-- Start --
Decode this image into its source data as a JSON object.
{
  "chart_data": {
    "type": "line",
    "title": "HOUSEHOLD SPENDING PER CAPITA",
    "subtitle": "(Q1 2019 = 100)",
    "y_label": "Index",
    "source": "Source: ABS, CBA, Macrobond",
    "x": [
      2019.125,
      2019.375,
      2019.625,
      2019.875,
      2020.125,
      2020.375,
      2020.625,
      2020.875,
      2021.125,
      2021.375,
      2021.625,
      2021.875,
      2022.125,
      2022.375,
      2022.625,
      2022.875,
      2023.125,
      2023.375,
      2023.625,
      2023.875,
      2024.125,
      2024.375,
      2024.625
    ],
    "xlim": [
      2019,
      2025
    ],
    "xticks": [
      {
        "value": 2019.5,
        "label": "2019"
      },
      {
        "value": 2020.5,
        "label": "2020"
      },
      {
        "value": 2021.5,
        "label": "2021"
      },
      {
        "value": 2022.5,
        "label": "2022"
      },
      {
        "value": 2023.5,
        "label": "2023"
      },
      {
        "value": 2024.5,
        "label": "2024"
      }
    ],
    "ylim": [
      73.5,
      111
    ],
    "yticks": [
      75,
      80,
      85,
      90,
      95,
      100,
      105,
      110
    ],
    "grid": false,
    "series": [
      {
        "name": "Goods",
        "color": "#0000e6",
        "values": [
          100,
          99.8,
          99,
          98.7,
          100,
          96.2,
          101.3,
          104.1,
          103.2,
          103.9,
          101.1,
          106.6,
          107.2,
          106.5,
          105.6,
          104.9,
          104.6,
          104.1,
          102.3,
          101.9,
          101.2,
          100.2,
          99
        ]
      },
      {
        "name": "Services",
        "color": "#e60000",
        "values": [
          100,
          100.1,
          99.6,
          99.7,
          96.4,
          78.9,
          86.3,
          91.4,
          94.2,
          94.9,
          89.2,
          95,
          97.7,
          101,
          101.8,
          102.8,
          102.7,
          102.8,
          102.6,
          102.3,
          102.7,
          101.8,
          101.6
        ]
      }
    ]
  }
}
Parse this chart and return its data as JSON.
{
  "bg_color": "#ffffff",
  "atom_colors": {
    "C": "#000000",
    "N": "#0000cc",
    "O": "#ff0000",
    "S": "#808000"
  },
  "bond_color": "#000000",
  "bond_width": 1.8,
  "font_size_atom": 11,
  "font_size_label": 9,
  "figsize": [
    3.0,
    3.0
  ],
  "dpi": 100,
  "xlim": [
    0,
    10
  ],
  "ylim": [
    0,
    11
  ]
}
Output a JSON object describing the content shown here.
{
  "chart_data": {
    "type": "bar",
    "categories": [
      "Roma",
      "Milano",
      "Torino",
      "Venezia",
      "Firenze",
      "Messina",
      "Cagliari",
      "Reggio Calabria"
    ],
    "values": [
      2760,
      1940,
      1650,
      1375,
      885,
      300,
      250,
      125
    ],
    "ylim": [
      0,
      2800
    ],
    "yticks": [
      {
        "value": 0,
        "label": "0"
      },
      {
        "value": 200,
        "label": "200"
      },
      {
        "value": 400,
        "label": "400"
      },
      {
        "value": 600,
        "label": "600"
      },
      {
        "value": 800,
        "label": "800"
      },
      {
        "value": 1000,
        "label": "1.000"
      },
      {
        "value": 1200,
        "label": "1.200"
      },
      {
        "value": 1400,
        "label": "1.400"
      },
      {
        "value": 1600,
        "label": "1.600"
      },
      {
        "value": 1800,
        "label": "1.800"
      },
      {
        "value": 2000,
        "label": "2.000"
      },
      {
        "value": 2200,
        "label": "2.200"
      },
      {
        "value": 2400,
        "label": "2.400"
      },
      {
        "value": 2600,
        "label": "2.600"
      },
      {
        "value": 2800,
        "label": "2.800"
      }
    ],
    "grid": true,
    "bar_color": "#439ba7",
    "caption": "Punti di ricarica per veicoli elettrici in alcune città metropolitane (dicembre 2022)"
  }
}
-- End --
TASK TO COMPLETE |
Write out, word for word, the line containing "Output a JSON" and every line after it to the end of the data above.

THE SOLUTION |
Output a JSON object describing the content shown here.
{
  "chart_data": {
    "type": "bar",
    "categories": [
      "Roma",
      "Milano",
      "Torino",
      "Venezia",
      "Firenze",
      "Messina",
      "Cagliari",
      "Reggio Calabria"
    ],
    "values": [
      2760,
      1940,
      1650,
      1375,
      885,
      300,
      250,
      125
    ],
    "ylim": [
      0,
      2800
    ],
    "yticks": [
      {
        "value": 0,
        "label": "0"
      },
      {
        "value": 200,
        "label": "200"
      },
      {
        "value": 400,
        "label": "400"
      },
      {
        "value": 600,
        "label": "600"
      },
      {
        "value": 800,
        "label": "800"
      },
      {
        "value": 1000,
        "label": "1.000"
      },
      {
        "value": 1200,
        "label": "1.200"
      },
      {
        "value": 1400,
        "label": "1.400"
      },
      {
        "value": 1600,
        "label": "1.600"
      },
      {
        "value": 1800,
        "label": "1.800"
      },
      {
        "value": 2000,
        "label": "2.000"
      },
      {
        "value": 2200,
        "label": "2.200"
      },
      {
        "value": 2400,
        "label": "2.400"
      },
      {
        "value": 2600,
        "label": "2.600"
      },
      {
        "value": 2800,
        "label": "2.800"
      }
    ],
    "grid": true,
    "bar_color": "#439ba7",
    "caption": "Punti di ricarica per veicoli elettrici in alcune città metropolitane (dicembre 2022)"
  }
}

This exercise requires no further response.